[Collected data]
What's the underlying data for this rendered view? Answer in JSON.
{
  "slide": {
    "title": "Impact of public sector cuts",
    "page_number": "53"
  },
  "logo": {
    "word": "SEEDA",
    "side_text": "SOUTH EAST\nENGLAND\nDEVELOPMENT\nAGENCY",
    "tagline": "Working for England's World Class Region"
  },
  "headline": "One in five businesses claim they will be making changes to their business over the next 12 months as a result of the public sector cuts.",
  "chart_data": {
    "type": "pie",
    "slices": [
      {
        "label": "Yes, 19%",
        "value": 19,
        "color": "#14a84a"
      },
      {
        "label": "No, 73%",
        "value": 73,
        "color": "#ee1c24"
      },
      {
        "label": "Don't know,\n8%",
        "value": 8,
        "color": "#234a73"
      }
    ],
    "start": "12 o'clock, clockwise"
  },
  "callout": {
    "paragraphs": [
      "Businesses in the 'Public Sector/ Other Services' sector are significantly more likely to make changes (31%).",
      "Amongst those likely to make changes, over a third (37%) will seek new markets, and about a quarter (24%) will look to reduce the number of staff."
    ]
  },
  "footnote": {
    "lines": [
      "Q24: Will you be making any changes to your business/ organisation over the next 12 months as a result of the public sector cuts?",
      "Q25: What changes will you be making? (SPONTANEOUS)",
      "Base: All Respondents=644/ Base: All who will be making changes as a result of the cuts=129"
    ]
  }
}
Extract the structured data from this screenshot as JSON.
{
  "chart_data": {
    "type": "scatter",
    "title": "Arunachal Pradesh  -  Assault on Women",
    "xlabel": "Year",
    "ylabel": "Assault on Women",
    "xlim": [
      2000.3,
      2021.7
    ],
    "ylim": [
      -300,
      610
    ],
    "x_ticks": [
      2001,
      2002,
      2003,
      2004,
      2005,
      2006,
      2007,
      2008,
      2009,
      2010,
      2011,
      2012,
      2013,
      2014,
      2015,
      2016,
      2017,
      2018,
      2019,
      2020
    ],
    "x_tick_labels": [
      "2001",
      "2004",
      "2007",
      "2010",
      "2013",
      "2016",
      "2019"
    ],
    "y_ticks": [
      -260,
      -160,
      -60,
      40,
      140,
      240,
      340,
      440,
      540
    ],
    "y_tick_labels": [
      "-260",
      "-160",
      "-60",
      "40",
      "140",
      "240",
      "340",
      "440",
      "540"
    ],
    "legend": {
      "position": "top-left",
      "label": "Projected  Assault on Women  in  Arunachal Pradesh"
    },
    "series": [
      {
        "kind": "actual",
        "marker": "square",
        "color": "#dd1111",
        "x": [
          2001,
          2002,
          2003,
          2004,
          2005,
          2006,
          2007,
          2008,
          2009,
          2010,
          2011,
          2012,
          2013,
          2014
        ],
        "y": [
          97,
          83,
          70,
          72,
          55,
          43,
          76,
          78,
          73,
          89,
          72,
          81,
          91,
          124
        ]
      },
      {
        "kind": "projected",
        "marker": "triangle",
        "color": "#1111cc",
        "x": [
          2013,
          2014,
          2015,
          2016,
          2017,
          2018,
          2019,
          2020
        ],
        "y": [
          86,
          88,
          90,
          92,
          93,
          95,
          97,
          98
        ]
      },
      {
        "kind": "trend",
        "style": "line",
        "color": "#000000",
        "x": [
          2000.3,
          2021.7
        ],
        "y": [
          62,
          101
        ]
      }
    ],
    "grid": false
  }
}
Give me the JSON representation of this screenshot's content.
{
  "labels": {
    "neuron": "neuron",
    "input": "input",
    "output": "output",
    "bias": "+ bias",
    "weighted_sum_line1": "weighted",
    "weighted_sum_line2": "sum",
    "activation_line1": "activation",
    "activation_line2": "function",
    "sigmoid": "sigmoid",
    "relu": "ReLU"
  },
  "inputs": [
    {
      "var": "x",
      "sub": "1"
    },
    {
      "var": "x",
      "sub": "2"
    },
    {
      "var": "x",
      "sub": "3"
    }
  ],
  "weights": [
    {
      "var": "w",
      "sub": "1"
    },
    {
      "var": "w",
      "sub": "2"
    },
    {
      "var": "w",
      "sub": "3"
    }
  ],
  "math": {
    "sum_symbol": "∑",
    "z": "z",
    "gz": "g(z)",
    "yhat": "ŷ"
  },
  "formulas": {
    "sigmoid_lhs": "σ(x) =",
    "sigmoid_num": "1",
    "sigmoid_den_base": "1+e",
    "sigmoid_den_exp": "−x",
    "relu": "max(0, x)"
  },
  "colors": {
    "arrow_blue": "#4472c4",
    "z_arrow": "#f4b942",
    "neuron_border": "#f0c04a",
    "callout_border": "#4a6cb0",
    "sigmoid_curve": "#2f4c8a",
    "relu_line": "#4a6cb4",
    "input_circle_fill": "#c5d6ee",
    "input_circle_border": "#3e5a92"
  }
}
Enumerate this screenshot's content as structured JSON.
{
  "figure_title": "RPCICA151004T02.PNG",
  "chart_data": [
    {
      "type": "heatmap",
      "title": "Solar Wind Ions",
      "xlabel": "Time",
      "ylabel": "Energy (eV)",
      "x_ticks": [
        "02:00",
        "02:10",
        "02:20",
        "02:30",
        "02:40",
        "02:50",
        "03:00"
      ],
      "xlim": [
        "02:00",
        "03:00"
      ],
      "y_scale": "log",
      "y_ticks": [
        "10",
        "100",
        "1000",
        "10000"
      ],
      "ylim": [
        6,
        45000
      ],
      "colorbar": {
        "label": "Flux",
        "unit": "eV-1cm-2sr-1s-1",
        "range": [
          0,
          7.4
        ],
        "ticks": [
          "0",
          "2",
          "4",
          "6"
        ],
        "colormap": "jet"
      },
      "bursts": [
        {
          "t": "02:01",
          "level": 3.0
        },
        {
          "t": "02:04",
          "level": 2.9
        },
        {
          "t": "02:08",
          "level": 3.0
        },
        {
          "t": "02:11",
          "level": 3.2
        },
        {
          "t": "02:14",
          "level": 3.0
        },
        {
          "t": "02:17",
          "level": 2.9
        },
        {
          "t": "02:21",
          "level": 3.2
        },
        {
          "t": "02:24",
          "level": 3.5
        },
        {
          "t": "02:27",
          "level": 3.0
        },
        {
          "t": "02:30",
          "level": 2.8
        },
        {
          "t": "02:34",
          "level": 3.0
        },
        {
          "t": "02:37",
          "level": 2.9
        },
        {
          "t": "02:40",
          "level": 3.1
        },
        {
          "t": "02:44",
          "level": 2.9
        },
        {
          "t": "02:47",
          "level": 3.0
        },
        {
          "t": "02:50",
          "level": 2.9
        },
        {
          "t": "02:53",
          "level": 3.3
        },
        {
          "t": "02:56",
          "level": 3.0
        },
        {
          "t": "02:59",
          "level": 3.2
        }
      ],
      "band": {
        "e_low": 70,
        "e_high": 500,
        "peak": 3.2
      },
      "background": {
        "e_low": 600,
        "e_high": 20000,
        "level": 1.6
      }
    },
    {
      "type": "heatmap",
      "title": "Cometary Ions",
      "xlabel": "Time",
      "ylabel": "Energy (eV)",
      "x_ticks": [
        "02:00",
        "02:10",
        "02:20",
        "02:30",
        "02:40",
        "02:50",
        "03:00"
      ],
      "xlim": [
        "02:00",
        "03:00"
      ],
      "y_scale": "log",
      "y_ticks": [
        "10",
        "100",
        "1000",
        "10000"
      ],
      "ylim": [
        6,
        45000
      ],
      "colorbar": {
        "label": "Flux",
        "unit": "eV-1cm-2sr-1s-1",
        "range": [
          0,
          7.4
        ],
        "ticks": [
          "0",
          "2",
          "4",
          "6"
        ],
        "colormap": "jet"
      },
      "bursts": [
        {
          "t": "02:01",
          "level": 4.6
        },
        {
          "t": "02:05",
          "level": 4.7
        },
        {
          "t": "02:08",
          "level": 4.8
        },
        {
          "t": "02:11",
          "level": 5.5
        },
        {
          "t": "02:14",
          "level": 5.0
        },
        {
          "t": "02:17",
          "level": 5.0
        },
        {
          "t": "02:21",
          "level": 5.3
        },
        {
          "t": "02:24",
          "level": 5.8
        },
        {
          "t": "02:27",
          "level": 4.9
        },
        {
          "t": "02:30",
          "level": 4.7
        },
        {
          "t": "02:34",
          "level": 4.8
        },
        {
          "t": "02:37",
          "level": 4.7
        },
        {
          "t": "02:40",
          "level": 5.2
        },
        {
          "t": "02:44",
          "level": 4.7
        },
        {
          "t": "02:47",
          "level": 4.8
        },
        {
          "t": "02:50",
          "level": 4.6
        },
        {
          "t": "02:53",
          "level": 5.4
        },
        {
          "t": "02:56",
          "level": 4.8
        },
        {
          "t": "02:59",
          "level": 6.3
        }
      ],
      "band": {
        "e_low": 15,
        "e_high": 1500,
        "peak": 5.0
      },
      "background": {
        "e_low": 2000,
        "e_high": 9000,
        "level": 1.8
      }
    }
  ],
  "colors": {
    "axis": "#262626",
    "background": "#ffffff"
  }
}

» Required task
Report the number of lines in the listing where the string "What" appears, and nothing besides.

» Correct result
2